**Exercise aim**
From the entries below, copy every line that holds the word "最小弯曲半径".

**Data to process**

↓

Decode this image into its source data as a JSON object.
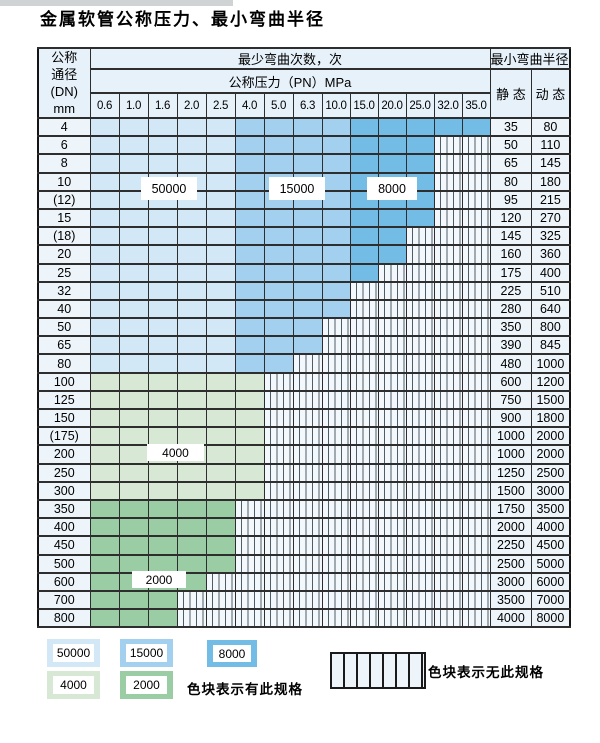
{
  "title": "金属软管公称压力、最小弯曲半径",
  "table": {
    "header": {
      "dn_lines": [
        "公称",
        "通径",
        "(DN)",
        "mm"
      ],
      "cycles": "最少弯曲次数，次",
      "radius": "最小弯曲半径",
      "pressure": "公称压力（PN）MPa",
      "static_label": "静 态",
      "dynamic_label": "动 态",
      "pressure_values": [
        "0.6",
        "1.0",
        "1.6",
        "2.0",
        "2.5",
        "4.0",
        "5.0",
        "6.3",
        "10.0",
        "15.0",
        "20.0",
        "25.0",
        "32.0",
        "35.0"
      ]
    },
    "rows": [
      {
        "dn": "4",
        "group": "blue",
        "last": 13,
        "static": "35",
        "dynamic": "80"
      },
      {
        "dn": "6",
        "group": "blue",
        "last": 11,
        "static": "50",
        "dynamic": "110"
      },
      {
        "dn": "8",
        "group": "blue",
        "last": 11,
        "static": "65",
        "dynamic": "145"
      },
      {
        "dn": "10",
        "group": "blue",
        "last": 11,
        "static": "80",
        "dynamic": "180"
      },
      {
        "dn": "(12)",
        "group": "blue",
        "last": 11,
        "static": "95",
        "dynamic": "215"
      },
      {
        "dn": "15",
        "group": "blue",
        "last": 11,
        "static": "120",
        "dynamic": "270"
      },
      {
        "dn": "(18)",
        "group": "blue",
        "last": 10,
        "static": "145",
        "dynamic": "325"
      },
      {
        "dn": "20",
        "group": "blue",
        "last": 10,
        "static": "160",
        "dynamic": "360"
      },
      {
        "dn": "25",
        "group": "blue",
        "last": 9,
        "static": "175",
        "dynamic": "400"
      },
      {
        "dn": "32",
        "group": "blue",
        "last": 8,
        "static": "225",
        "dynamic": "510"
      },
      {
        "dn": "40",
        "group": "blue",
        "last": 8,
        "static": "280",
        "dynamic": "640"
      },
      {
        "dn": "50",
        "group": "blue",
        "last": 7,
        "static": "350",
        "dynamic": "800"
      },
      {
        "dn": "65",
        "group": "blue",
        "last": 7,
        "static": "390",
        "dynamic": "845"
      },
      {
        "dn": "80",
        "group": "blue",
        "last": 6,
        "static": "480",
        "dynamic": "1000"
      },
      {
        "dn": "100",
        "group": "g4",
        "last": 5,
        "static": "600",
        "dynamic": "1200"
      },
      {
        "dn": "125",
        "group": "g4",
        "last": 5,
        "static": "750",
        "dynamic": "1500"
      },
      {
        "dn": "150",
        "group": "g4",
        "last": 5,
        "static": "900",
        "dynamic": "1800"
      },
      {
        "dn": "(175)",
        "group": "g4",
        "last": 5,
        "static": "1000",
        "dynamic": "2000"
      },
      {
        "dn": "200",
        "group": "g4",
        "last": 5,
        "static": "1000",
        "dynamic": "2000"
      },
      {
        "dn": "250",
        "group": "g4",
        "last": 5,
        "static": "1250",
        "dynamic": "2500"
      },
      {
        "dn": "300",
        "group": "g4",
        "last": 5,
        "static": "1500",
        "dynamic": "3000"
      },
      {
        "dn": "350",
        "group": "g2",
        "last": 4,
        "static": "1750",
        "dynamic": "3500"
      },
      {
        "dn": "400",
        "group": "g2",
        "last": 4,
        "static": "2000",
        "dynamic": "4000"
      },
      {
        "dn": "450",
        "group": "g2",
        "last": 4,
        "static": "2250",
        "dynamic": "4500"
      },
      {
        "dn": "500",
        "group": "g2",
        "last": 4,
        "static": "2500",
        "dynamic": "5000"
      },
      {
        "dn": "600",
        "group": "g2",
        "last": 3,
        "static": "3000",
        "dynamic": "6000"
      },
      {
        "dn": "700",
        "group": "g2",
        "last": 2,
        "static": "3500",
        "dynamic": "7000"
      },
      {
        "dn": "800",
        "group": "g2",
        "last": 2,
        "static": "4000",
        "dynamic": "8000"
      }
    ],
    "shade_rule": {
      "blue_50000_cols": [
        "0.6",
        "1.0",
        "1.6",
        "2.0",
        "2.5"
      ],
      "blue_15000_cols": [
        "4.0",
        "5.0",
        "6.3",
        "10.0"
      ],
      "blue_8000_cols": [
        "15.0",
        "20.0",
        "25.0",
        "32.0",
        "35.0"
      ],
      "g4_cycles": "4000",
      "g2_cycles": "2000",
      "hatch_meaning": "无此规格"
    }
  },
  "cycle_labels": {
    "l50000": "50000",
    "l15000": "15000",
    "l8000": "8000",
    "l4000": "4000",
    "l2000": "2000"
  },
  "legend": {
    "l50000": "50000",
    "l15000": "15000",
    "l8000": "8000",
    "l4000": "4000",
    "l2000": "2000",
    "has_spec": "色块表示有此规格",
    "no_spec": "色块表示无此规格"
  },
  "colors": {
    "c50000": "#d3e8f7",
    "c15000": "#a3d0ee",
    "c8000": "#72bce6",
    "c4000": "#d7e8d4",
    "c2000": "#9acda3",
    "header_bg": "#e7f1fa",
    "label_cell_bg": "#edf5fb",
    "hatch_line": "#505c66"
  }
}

↑

**Task response**
  "title": "金属软管公称压力、最小弯曲半径",
      "radius": "最小弯曲半径",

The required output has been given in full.